Required task: Reproduce the passage from the article on the Denver Workforce Centers below word for word, starting with "Davis said that" and going on through "Davis said .".

Document extract:
Ricardo Guzman sits at a computer in the workroom at the downtown Denver Workforce Center on Speer Boulevard. He’s perusing for jobs, unsuccessfully.

Guzman, unemployed for the past year, splits his time applying for jobs and taking on day-labor jobs. He can sometimes find work for the day, and get paid that day, just to stay afloat. He has been unable to find any source of income other than day labor.

“What really gets me is when people complain about their jobs,” Guzman said. “They are lucky just to have a job.”

Guzman is one of the 40,000 people whom the four Denver Workforce Centers serve annually. The centers help unemployed and underemployed people get back into the workforce and move toward self-sufficiency by offering services such as coaching, help with resumes, tuition for school, recruiting events and job training.

Nationally, 35 percent of the unemployed, or 3.6 million people, have been unemployed for more than 27 weeks.

The centers served about 10,000 people who are long-term unemployed in 2013. Many of the long-term unemployed have been without work for much longer than 27 weeks. Those who have been unemployed more than 97 weeks can no longer receive income from unemployment benefits because the special emergency extension passed by Congress in 2008 was allowed to expire in December. The services at the workforce center are one of the few sources of help available.

About 17,000 people were receiving emergency unemployment compensation in Colorado before it expired in January. Another 10,000 were on state benefits that would expire at the beginning of the year.

“There is a perception that the long-term unemployed share some particular characteristic or traits, and they really don’t,” said Anita Davis, operations manager of the Denver Workforce Centers. “They cross the gamut. Some have only a high school education, some have bachelor’s degrees. We have people that have master’s degrees, doctorate degrees … There was really a lot of variation in those education type demographics.”

After the financial crisis “the face of an unemployed person changed dramatically,” Davis said. She recalls a post-crisis recruiting event for a part-time job that paid $16 dollars an hour. “At that recruiting event there were four attorneys there. There were like three CEOs, a couple of CFOs and you look at that fact that this can touch anyone. This is everybody.”

Davis said that the primary commonality among the long-term unemployed served by the work center is that they are skewed toward the older end of the age spectrum, with the majority 35 and older and 40 percent being older than 40. “I think there’s clearly some age discrimination that goes on in the market,” Davis said .

Raw records:
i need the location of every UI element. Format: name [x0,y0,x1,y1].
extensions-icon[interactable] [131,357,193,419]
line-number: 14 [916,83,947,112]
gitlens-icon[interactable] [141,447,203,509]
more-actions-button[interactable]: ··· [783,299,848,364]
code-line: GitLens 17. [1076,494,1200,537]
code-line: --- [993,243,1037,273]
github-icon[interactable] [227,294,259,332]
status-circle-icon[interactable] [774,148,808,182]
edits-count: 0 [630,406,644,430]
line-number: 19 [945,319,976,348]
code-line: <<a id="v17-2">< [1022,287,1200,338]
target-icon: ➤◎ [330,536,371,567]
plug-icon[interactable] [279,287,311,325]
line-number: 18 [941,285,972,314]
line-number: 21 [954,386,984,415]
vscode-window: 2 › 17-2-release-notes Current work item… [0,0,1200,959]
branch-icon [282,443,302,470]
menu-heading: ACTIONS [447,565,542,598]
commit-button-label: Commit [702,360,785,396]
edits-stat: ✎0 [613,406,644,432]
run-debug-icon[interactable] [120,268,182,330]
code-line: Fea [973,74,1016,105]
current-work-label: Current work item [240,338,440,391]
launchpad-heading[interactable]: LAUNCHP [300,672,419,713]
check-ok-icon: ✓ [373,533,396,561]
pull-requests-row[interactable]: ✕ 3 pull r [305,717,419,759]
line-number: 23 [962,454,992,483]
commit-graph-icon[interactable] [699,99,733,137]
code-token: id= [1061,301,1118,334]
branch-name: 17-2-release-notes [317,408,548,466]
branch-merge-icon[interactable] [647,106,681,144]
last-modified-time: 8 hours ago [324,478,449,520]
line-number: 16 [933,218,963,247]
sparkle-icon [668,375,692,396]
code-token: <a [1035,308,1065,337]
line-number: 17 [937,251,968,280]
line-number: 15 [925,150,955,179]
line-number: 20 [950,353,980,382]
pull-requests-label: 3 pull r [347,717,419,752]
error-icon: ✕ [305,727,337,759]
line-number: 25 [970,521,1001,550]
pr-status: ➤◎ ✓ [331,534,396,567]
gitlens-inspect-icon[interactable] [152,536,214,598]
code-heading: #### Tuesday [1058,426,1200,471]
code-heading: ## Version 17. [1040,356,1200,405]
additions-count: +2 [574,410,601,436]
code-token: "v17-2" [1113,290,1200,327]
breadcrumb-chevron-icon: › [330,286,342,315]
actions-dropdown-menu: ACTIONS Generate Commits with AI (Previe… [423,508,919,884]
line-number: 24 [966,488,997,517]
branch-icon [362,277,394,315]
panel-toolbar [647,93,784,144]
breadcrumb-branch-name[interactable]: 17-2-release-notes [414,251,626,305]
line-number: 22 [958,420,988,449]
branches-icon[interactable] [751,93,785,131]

Result for this exercise:
Davis said that the primary commonality among the long-term unemployed served by the work center is that they are skewed toward the older end of the age spectrum, with the majority 35 and older and 40 percent being older than 40. “I think there’s clearly some age discrimination that goes on in the market,” Davis said .